Print the listing below in its entirety, character for character.
## Begin Records for the exercise
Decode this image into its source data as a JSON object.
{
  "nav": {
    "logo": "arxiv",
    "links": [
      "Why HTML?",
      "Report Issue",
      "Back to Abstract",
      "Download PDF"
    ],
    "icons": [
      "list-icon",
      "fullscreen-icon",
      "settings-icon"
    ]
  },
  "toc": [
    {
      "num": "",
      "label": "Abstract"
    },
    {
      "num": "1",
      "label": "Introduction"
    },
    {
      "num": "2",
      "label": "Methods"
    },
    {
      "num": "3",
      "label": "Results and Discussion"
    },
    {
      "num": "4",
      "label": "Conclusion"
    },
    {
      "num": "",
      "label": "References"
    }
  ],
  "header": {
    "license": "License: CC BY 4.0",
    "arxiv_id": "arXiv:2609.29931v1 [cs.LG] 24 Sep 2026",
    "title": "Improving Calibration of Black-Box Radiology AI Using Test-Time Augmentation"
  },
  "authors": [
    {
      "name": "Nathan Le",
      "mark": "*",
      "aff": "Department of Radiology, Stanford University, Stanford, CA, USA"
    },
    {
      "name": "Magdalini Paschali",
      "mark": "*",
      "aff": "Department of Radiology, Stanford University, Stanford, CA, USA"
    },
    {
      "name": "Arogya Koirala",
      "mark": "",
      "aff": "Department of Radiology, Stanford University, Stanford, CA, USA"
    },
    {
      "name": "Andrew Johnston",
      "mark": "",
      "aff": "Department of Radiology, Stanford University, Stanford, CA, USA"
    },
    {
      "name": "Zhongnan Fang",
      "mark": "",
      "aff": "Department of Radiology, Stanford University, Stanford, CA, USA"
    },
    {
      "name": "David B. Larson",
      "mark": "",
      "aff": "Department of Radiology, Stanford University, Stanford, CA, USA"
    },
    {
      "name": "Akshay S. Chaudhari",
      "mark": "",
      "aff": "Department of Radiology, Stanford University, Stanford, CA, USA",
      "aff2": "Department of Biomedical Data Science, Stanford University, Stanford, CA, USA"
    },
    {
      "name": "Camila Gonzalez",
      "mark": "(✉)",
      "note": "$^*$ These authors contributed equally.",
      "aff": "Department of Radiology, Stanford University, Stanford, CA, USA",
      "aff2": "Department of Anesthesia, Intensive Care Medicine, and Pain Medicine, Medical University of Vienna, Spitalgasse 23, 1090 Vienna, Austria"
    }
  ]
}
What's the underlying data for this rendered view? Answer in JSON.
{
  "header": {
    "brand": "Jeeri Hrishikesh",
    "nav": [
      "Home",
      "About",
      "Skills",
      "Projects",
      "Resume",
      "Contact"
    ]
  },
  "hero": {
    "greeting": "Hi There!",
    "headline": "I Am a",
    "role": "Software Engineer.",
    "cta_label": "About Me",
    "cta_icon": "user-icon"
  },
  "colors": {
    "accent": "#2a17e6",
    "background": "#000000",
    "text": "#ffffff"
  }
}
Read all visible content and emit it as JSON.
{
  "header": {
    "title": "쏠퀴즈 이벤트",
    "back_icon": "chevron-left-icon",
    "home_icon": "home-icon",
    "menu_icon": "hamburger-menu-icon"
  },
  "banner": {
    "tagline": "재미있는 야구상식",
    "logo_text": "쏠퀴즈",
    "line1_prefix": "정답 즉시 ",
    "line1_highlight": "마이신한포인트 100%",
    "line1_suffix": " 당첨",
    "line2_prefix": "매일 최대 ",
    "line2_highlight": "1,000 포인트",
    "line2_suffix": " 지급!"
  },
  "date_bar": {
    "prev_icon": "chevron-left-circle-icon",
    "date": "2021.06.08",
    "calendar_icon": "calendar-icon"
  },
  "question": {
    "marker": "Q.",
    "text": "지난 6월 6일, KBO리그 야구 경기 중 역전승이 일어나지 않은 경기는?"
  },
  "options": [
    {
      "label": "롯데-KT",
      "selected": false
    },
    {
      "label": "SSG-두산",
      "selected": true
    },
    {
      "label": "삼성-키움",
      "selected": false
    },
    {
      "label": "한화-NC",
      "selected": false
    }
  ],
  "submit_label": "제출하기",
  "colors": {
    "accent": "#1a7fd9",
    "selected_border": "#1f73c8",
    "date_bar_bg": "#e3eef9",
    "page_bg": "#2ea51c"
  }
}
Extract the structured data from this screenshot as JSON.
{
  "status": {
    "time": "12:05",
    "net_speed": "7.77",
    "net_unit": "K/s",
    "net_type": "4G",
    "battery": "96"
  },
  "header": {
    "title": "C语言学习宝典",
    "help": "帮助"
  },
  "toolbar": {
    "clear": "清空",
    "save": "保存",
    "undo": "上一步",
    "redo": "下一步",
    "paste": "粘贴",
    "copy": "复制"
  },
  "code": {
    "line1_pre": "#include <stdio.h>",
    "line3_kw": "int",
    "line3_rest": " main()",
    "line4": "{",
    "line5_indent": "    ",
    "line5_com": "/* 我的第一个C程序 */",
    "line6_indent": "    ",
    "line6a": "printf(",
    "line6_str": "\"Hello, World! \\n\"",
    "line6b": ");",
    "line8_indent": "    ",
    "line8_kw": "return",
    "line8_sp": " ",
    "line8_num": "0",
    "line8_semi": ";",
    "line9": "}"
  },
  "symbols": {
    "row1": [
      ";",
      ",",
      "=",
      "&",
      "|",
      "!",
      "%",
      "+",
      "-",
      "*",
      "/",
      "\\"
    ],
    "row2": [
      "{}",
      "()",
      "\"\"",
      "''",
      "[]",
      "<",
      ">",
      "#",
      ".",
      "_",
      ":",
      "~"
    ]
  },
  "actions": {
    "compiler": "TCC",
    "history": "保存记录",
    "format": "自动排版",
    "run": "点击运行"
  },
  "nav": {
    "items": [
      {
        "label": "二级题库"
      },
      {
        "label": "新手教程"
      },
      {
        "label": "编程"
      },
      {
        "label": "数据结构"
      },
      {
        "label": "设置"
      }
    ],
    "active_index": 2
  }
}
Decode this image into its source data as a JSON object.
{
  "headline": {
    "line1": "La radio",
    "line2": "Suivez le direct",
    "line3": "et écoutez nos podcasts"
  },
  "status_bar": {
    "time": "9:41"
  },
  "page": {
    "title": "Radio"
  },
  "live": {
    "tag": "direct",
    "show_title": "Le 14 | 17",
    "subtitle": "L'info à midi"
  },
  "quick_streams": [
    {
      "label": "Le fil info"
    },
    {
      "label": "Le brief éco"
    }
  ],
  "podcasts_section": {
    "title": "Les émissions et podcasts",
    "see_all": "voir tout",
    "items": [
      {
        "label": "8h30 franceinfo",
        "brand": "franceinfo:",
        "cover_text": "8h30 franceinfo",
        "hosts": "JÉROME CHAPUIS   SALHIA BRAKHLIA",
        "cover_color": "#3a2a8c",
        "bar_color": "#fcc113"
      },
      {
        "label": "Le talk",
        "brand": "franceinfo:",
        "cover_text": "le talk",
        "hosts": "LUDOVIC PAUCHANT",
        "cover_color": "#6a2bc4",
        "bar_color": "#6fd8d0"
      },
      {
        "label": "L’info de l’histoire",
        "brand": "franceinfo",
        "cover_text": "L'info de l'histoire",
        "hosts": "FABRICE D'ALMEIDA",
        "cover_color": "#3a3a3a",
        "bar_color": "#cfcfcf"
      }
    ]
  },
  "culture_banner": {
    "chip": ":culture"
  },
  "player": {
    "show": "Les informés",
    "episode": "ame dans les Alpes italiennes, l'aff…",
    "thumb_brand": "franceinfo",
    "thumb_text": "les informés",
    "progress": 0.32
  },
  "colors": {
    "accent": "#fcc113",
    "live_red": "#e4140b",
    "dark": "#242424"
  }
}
## End Records for the exercise
• [Right answer]
Decode this image into its source data as a JSON object.
{
  "nav": {
    "logo": "arxiv",
    "links": [
      "Why HTML?",
      "Report Issue",
      "Back to Abstract",
      "Download PDF"
    ],
    "icons": [
      "list-icon",
      "fullscreen-icon",
      "settings-icon"
    ]
  },
  "toc": [
    {
      "num": "",
      "label": "Abstract"
    },
    {
      "num": "1",
      "label": "Introduction"
    },
    {
      "num": "2",
      "label": "Methods"
    },
    {
      "num": "3",
      "label": "Results and Discussion"
    },
    {
      "num": "4",
      "label": "Conclusion"
    },
    {
      "num": "",
      "label": "References"
    }
  ],
  "header": {
    "license": "License: CC BY 4.0",
    "arxiv_id": "arXiv:2609.29931v1 [cs.LG] 24 Sep 2026",
    "title": "Improving Calibration of Black-Box Radiology AI Using Test-Time Augmentation"
  },
  "authors": [
    {
      "name": "Nathan Le",
      "mark": "*",
      "aff": "Department of Radiology, Stanford University, Stanford, CA, USA"
    },
    {
      "name": "Magdalini Paschali",
      "mark": "*",
      "aff": "Department of Radiology, Stanford University, Stanford, CA, USA"
    },
    {
      "name": "Arogya Koirala",
      "mark": "",
      "aff": "Department of Radiology, Stanford University, Stanford, CA, USA"
    },
    {
      "name": "Andrew Johnston",
      "mark": "",
      "aff": "Department of Radiology, Stanford University, Stanford, CA, USA"
    },
    {
      "name": "Zhongnan Fang",
      "mark": "",
      "aff": "Department of Radiology, Stanford University, Stanford, CA, USA"
    },
    {
      "name": "David B. Larson",
      "mark": "",
      "aff": "Department of Radiology, Stanford University, Stanford, CA, USA"
    },
    {
      "name": "Akshay S. Chaudhari",
      "mark": "",
      "aff": "Department of Radiology, Stanford University, Stanford, CA, USA",
      "aff2": "Department of Biomedical Data Science, Stanford University, Stanford, CA, USA"
    },
    {
      "name": "Camila Gonzalez",
      "mark": "(✉)",
      "note": "$^*$ These authors contributed equally.",
      "aff": "Department of Radiology, Stanford University, Stanford, CA, USA",
      "aff2": "Department of Anesthesia, Intensive Care Medicine, and Pain Medicine, Medical University of Vienna, Spitalgasse 23, 1090 Vienna, Austria"
    }
  ]
}
What's the underlying data for this rendered view? Answer in JSON.
{
  "header": {
    "brand": "Jeeri Hrishikesh",
    "nav": [
      "Home",
      "About",
      "Skills",
      "Projects",
      "Resume",
      "Contact"
    ]
  },
  "hero": {
    "greeting": "Hi There!",
    "headline": "I Am a",
    "role": "Software Engineer.",
    "cta_label": "About Me",
    "cta_icon": "user-icon"
  },
  "colors": {
    "accent": "#2a17e6",
    "background": "#000000",
    "text": "#ffffff"
  }
}
Read all visible content and emit it as JSON.
{
  "header": {
    "title": "쏠퀴즈 이벤트",
    "back_icon": "chevron-left-icon",
    "home_icon": "home-icon",
    "menu_icon": "hamburger-menu-icon"
  },
  "banner": {
    "tagline": "재미있는 야구상식",
    "logo_text": "쏠퀴즈",
    "line1_prefix": "정답 즉시 ",
    "line1_highlight": "마이신한포인트 100%",
    "line1_suffix": " 당첨",
    "line2_prefix": "매일 최대 ",
    "line2_highlight": "1,000 포인트",
    "line2_suffix": " 지급!"
  },
  "date_bar": {
    "prev_icon": "chevron-left-circle-icon",
    "date": "2021.06.08",
    "calendar_icon": "calendar-icon"
  },
  "question": {
    "marker": "Q.",
    "text": "지난 6월 6일, KBO리그 야구 경기 중 역전승이 일어나지 않은 경기는?"
  },
  "options": [
    {
      "label": "롯데-KT",
      "selected": false
    },
    {
      "label": "SSG-두산",
      "selected": true
    },
    {
      "label": "삼성-키움",
      "selected": false
    },
    {
      "label": "한화-NC",
      "selected": false
    }
  ],
  "submit_label": "제출하기",
  "colors": {
    "accent": "#1a7fd9",
    "selected_border": "#1f73c8",
    "date_bar_bg": "#e3eef9",
    "page_bg": "#2ea51c"
  }
}
Extract the structured data from this screenshot as JSON.
{
  "status": {
    "time": "12:05",
    "net_speed": "7.77",
    "net_unit": "K/s",
    "net_type": "4G",
    "battery": "96"
  },
  "header": {
    "title": "C语言学习宝典",
    "help": "帮助"
  },
  "toolbar": {
    "clear": "清空",
    "save": "保存",
    "undo": "上一步",
    "redo": "下一步",
    "paste": "粘贴",
    "copy": "复制"
  },
  "code": {
    "line1_pre": "#include <stdio.h>",
    "line3_kw": "int",
    "line3_rest": " main()",
    "line4": "{",
    "line5_indent": "    ",
    "line5_com": "/* 我的第一个C程序 */",
    "line6_indent": "    ",
    "line6a": "printf(",
    "line6_str": "\"Hello, World! \\n\"",
    "line6b": ");",
    "line8_indent": "    ",
    "line8_kw": "return",
    "line8_sp": " ",
    "line8_num": "0",
    "line8_semi": ";",
    "line9": "}"
  },
  "symbols": {
    "row1": [
      ";",
      ",",
      "=",
      "&",
      "|",
      "!",
      "%",
      "+",
      "-",
      "*",
      "/",
      "\\"
    ],
    "row2": [
      "{}",
      "()",
      "\"\"",
      "''",
      "[]",
      "<",
      ">",
      "#",
      ".",
      "_",
      ":",
      "~"
    ]
  },
  "actions": {
    "compiler": "TCC",
    "history": "保存记录",
    "format": "自动排版",
    "run": "点击运行"
  },
  "nav": {
    "items": [
      {
        "label": "二级题库"
      },
      {
        "label": "新手教程"
      },
      {
        "label": "编程"
      },
      {
        "label": "数据结构"
      },
      {
        "label": "设置"
      }
    ],
    "active_index": 2
  }
}
Decode this image into its source data as a JSON object.
{
  "headline": {
    "line1": "La radio",
    "line2": "Suivez le direct",
    "line3": "et écoutez nos podcasts"
  },
  "status_bar": {
    "time": "9:41"
  },
  "page": {
    "title": "Radio"
  },
  "live": {
    "tag": "direct",
    "show_title": "Le 14 | 17",
    "subtitle": "L'info à midi"
  },
  "quick_streams": [
    {
      "label": "Le fil info"
    },
    {
      "label": "Le brief éco"
    }
  ],
  "podcasts_section": {
    "title": "Les émissions et podcasts",
    "see_all": "voir tout",
    "items": [
      {
        "label": "8h30 franceinfo",
        "brand": "franceinfo:",
        "cover_text": "8h30 franceinfo",
        "hosts": "JÉROME CHAPUIS   SALHIA BRAKHLIA",
        "cover_color": "#3a2a8c",
        "bar_color": "#fcc113"
      },
      {
        "label": "Le talk",
        "brand": "franceinfo:",
        "cover_text": "le talk",
        "hosts": "LUDOVIC PAUCHANT",
        "cover_color": "#6a2bc4",
        "bar_color": "#6fd8d0"
      },
      {
        "label": "L’info de l’histoire",
        "brand": "franceinfo",
        "cover_text": "L'info de l'histoire",
        "hosts": "FABRICE D'ALMEIDA",
        "cover_color": "#3a3a3a",
        "bar_color": "#cfcfcf"
      }
    ]
  },
  "culture_banner": {
    "chip": ":culture"
  },
  "player": {
    "show": "Les informés",
    "episode": "ame dans les Alpes italiennes, l'aff…",
    "thumb_brand": "franceinfo",
    "thumb_text": "les informés",
    "progress": 0.32
  },
  "colors": {
    "accent": "#fcc113",
    "live_red": "#e4140b",
    "dark": "#242424"
  }
}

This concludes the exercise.